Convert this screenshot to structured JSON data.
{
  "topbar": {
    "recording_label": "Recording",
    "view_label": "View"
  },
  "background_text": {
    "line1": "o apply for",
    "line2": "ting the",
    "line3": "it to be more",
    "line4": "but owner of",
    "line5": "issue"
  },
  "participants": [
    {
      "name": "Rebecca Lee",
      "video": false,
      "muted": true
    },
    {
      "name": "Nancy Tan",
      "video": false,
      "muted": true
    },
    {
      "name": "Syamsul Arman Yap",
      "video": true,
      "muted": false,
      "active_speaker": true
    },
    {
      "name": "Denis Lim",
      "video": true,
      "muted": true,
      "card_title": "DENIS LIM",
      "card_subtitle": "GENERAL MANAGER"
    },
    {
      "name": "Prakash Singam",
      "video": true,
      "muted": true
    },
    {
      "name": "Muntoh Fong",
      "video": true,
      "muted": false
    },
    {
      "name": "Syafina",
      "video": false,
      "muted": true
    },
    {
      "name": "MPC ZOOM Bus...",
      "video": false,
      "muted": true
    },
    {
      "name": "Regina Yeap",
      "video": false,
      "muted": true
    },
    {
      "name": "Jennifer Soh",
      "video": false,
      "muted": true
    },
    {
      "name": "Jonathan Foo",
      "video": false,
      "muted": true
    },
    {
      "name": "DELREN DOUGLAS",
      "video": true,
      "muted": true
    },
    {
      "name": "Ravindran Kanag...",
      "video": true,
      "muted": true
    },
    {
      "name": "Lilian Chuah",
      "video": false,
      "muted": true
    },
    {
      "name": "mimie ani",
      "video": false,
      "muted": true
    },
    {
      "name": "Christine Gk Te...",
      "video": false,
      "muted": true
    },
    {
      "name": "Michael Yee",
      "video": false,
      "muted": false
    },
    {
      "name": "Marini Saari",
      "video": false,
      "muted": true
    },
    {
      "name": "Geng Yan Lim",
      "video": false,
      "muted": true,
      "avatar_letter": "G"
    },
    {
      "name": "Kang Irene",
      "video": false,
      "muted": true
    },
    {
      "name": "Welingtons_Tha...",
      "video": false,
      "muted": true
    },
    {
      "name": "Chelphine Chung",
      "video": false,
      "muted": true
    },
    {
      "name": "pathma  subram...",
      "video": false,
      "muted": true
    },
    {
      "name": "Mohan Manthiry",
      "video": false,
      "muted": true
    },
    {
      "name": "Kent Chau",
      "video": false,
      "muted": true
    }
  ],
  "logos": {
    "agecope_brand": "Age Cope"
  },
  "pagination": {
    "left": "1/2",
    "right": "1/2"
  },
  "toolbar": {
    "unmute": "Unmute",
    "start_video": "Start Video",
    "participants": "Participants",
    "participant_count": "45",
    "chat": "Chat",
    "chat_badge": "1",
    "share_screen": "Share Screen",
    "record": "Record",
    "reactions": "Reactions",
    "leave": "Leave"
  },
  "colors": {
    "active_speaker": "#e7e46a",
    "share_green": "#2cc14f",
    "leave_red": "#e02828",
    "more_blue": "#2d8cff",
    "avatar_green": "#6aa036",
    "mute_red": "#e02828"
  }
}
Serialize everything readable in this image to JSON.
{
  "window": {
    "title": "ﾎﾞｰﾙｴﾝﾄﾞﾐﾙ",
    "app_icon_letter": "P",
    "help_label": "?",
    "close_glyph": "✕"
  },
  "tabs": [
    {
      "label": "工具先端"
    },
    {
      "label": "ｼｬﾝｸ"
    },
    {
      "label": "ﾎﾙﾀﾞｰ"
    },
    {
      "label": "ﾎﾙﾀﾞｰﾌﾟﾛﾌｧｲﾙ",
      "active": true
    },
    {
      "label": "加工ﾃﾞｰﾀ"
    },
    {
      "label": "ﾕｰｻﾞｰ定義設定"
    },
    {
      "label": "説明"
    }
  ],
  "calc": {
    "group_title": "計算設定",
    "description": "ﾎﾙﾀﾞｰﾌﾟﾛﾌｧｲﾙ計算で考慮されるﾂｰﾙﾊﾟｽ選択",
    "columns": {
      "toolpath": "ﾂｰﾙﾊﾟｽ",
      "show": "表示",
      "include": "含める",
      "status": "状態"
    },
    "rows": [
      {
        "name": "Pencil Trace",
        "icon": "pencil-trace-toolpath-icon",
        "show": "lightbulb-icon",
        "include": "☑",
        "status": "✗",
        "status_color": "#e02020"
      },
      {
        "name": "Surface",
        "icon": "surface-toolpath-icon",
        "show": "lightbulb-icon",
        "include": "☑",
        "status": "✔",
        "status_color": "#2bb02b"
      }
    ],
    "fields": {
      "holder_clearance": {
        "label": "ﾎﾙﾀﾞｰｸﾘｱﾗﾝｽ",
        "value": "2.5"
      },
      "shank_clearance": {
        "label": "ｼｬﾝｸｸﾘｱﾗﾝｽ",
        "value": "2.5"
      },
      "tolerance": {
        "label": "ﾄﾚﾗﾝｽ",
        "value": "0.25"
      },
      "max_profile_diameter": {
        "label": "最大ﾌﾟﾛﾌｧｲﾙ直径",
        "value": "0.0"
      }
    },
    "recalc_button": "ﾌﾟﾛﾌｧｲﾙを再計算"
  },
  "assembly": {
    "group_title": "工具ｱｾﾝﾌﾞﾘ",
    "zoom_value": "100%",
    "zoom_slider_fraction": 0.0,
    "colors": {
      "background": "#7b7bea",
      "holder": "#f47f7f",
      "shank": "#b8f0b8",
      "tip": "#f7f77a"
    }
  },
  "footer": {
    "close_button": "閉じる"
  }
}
---+---
# Problem statement
Return all of the entries exactly as they were supplied.

# Final answer
Convert this screenshot to structured JSON data.
{
  "topbar": {
    "recording_label": "Recording",
    "view_label": "View"
  },
  "background_text": {
    "line1": "o apply for",
    "line2": "ting the",
    "line3": "it to be more",
    "line4": "but owner of",
    "line5": "issue"
  },
  "participants": [
    {
      "name": "Rebecca Lee",
      "video": false,
      "muted": true
    },
    {
      "name": "Nancy Tan",
      "video": false,
      "muted": true
    },
    {
      "name": "Syamsul Arman Yap",
      "video": true,
      "muted": false,
      "active_speaker": true
    },
    {
      "name": "Denis Lim",
      "video": true,
      "muted": true,
      "card_title": "DENIS LIM",
      "card_subtitle": "GENERAL MANAGER"
    },
    {
      "name": "Prakash Singam",
      "video": true,
      "muted": true
    },
    {
      "name": "Muntoh Fong",
      "video": true,
      "muted": false
    },
    {
      "name": "Syafina",
      "video": false,
      "muted": true
    },
    {
      "name": "MPC ZOOM Bus...",
      "video": false,
      "muted": true
    },
    {
      "name": "Regina Yeap",
      "video": false,
      "muted": true
    },
    {
      "name": "Jennifer Soh",
      "video": false,
      "muted": true
    },
    {
      "name": "Jonathan Foo",
      "video": false,
      "muted": true
    },
    {
      "name": "DELREN DOUGLAS",
      "video": true,
      "muted": true
    },
    {
      "name": "Ravindran Kanag...",
      "video": true,
      "muted": true
    },
    {
      "name": "Lilian Chuah",
      "video": false,
      "muted": true
    },
    {
      "name": "mimie ani",
      "video": false,
      "muted": true
    },
    {
      "name": "Christine Gk Te...",
      "video": false,
      "muted": true
    },
    {
      "name": "Michael Yee",
      "video": false,
      "muted": false
    },
    {
      "name": "Marini Saari",
      "video": false,
      "muted": true
    },
    {
      "name": "Geng Yan Lim",
      "video": false,
      "muted": true,
      "avatar_letter": "G"
    },
    {
      "name": "Kang Irene",
      "video": false,
      "muted": true
    },
    {
      "name": "Welingtons_Tha...",
      "video": false,
      "muted": true
    },
    {
      "name": "Chelphine Chung",
      "video": false,
      "muted": true
    },
    {
      "name": "pathma  subram...",
      "video": false,
      "muted": true
    },
    {
      "name": "Mohan Manthiry",
      "video": false,
      "muted": true
    },
    {
      "name": "Kent Chau",
      "video": false,
      "muted": true
    }
  ],
  "logos": {
    "agecope_brand": "Age Cope"
  },
  "pagination": {
    "left": "1/2",
    "right": "1/2"
  },
  "toolbar": {
    "unmute": "Unmute",
    "start_video": "Start Video",
    "participants": "Participants",
    "participant_count": "45",
    "chat": "Chat",
    "chat_badge": "1",
    "share_screen": "Share Screen",
    "record": "Record",
    "reactions": "Reactions",
    "leave": "Leave"
  },
  "colors": {
    "active_speaker": "#e7e46a",
    "share_green": "#2cc14f",
    "leave_red": "#e02828",
    "more_blue": "#2d8cff",
    "avatar_green": "#6aa036",
    "mute_red": "#e02828"
  }
}
Serialize everything readable in this image to JSON.
{
  "window": {
    "title": "ﾎﾞｰﾙｴﾝﾄﾞﾐﾙ",
    "app_icon_letter": "P",
    "help_label": "?",
    "close_glyph": "✕"
  },
  "tabs": [
    {
      "label": "工具先端"
    },
    {
      "label": "ｼｬﾝｸ"
    },
    {
      "label": "ﾎﾙﾀﾞｰ"
    },
    {
      "label": "ﾎﾙﾀﾞｰﾌﾟﾛﾌｧｲﾙ",
      "active": true
    },
    {
      "label": "加工ﾃﾞｰﾀ"
    },
    {
      "label": "ﾕｰｻﾞｰ定義設定"
    },
    {
      "label": "説明"
    }
  ],
  "calc": {
    "group_title": "計算設定",
    "description": "ﾎﾙﾀﾞｰﾌﾟﾛﾌｧｲﾙ計算で考慮されるﾂｰﾙﾊﾟｽ選択",
    "columns": {
      "toolpath": "ﾂｰﾙﾊﾟｽ",
      "show": "表示",
      "include": "含める",
      "status": "状態"
    },
    "rows": [
      {
        "name": "Pencil Trace",
        "icon": "pencil-trace-toolpath-icon",
        "show": "lightbulb-icon",
        "include": "☑",
        "status": "✗",
        "status_color": "#e02020"
      },
      {
        "name": "Surface",
        "icon": "surface-toolpath-icon",
        "show": "lightbulb-icon",
        "include": "☑",
        "status": "✔",
        "status_color": "#2bb02b"
      }
    ],
    "fields": {
      "holder_clearance": {
        "label": "ﾎﾙﾀﾞｰｸﾘｱﾗﾝｽ",
        "value": "2.5"
      },
      "shank_clearance": {
        "label": "ｼｬﾝｸｸﾘｱﾗﾝｽ",
        "value": "2.5"
      },
      "tolerance": {
        "label": "ﾄﾚﾗﾝｽ",
        "value": "0.25"
      },
      "max_profile_diameter": {
        "label": "最大ﾌﾟﾛﾌｧｲﾙ直径",
        "value": "0.0"
      }
    },
    "recalc_button": "ﾌﾟﾛﾌｧｲﾙを再計算"
  },
  "assembly": {
    "group_title": "工具ｱｾﾝﾌﾞﾘ",
    "zoom_value": "100%",
    "zoom_slider_fraction": 0.0,
    "colors": {
      "background": "#7b7bea",
      "holder": "#f47f7f",
      "shank": "#b8f0b8",
      "tip": "#f7f77a"
    }
  },
  "footer": {
    "close_button": "閉じる"
  }
}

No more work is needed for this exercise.